─── RAW RECORDS ───

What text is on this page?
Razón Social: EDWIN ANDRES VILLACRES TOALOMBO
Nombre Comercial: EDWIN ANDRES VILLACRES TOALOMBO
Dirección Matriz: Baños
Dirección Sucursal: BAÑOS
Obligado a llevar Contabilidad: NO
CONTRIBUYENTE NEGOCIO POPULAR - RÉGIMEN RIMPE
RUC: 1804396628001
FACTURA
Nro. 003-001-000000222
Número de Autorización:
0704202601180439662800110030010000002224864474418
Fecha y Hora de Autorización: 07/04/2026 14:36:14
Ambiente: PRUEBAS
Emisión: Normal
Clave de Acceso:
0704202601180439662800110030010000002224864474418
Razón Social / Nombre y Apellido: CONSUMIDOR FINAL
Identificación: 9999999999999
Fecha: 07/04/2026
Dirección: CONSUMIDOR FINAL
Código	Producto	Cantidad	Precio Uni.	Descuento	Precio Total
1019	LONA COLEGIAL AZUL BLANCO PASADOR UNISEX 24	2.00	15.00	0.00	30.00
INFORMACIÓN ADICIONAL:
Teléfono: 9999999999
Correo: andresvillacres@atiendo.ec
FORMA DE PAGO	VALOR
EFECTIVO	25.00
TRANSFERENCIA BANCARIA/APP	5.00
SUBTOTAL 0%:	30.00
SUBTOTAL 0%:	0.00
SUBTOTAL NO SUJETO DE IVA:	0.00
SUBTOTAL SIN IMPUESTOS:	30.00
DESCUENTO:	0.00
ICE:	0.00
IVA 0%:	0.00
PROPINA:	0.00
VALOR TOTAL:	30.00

───

■ AIM OF THE EXERCISE ■
Locate each line with the word "Razón" and copy it.

■ SOLUTION TO THIS EXERCISE ■
Razón Social: EDWIN ANDRES VILLACRES TOALOMBO
Razón Social / Nombre y Apellido: CONSUMIDOR FINAL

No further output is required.